| Your goal |
Show every line where "relative" occurs.

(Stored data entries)

((

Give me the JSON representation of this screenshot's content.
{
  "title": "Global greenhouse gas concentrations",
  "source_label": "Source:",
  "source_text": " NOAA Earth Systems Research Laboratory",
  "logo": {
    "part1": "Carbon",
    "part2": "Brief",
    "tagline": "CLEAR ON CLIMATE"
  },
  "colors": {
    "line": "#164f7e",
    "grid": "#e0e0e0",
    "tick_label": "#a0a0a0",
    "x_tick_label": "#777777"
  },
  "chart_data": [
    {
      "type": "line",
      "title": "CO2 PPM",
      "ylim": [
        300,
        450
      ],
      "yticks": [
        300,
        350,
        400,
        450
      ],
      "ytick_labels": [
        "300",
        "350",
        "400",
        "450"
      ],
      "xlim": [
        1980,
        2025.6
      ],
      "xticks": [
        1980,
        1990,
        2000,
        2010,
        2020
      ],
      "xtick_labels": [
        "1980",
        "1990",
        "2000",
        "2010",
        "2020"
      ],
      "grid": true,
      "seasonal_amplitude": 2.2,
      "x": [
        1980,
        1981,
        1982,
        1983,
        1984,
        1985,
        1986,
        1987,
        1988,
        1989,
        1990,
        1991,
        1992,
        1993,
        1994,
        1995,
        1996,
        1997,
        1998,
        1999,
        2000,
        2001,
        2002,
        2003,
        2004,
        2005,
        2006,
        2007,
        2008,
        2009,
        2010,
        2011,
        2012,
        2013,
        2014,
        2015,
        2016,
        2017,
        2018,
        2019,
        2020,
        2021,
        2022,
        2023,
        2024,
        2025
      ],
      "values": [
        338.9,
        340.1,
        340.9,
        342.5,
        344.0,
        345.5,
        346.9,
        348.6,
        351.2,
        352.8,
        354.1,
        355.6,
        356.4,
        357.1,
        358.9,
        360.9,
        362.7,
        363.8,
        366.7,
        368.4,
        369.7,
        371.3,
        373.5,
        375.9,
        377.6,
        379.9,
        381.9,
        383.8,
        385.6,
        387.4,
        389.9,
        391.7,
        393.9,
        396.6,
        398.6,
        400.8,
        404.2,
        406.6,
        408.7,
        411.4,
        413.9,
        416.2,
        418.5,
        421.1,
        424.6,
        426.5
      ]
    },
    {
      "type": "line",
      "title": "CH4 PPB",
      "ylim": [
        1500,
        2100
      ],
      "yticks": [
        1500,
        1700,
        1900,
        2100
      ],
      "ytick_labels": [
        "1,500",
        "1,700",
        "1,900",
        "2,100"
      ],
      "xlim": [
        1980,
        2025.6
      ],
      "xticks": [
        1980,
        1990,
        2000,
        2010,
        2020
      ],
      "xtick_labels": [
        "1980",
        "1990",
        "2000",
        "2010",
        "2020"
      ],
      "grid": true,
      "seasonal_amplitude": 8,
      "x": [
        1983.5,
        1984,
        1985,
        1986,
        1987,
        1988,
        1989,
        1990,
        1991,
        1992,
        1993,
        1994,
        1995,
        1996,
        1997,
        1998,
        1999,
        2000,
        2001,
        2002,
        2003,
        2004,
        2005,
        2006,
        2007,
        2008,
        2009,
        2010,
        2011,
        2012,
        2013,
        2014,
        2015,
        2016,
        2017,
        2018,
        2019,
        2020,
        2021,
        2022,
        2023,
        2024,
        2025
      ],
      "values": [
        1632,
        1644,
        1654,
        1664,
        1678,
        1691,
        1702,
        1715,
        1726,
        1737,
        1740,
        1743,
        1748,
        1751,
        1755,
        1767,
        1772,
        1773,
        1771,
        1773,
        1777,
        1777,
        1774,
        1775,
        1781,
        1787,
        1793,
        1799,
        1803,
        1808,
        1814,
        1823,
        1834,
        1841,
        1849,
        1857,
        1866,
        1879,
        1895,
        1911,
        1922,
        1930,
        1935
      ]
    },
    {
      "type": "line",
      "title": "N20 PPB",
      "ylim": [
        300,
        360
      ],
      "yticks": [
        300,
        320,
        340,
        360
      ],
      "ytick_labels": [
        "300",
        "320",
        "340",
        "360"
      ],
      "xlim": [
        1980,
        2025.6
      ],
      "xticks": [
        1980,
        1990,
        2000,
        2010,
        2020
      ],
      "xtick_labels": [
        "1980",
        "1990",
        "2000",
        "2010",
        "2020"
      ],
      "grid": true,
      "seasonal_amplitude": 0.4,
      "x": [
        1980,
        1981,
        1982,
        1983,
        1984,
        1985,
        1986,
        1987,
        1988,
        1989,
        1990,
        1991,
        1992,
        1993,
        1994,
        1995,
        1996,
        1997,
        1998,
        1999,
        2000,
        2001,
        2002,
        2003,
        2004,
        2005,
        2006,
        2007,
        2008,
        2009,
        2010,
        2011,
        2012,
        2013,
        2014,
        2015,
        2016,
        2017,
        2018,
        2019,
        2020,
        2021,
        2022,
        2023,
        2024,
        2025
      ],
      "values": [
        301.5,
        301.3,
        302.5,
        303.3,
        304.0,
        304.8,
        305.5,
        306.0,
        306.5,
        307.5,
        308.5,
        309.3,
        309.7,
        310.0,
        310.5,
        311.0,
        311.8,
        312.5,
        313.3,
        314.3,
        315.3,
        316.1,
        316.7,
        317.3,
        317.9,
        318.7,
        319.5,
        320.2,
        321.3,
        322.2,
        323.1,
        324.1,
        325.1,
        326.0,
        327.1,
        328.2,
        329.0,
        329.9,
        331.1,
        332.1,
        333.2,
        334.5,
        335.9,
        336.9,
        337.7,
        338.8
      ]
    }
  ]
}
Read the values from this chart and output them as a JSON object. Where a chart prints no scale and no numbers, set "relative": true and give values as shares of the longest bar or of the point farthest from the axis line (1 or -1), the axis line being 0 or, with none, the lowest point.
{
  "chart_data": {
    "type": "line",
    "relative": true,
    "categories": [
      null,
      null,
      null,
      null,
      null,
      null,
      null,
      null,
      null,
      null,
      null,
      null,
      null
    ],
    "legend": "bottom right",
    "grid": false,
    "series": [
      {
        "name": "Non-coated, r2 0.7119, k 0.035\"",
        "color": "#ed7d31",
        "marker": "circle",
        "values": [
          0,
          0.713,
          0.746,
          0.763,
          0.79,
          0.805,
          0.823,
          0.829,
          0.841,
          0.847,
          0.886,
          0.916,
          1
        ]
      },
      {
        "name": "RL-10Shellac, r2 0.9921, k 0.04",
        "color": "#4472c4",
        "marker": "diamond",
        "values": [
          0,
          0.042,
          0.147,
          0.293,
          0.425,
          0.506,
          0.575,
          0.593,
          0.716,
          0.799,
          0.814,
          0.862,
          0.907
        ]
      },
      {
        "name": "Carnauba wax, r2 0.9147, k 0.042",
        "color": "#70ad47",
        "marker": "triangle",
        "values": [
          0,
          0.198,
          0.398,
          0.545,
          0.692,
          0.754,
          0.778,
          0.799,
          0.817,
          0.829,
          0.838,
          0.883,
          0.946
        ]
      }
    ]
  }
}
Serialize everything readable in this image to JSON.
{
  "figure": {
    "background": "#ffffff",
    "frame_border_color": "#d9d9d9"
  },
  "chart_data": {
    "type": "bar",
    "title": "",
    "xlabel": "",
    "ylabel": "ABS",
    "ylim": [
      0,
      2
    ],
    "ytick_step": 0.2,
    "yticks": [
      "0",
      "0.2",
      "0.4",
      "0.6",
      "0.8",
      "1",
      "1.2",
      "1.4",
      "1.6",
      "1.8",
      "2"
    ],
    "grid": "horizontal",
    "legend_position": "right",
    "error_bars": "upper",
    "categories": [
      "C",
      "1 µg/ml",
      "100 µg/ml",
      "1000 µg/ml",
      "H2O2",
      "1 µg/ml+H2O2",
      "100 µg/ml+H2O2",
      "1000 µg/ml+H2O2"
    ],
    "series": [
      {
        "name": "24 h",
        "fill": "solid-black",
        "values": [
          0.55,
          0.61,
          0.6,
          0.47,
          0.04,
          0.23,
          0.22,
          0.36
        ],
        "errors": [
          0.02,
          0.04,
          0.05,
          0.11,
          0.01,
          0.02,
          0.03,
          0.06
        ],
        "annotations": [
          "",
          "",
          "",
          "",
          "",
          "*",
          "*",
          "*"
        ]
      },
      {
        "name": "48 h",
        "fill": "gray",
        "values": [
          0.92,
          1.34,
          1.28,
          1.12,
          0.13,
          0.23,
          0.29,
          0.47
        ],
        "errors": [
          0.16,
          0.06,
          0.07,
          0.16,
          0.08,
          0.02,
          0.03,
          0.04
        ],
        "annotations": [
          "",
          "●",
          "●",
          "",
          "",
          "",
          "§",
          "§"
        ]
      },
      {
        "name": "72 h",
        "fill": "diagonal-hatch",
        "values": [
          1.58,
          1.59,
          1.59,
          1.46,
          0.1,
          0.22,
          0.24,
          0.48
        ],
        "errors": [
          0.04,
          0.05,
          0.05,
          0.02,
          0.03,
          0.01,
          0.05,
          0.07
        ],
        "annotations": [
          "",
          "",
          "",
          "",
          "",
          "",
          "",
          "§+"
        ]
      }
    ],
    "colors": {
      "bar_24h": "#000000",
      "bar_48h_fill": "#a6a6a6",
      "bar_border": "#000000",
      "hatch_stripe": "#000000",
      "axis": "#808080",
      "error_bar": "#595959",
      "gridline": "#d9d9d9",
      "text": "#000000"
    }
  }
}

))

| Answer to this task |
Read the values from this chart and output them as a JSON object. Where a chart prints no scale and no numbers, set "relative": true and give values as shares of the longest bar or of the point farthest from the axis line (1 or -1), the axis line being 0 or, with none, the lowest point.
    "relative": true,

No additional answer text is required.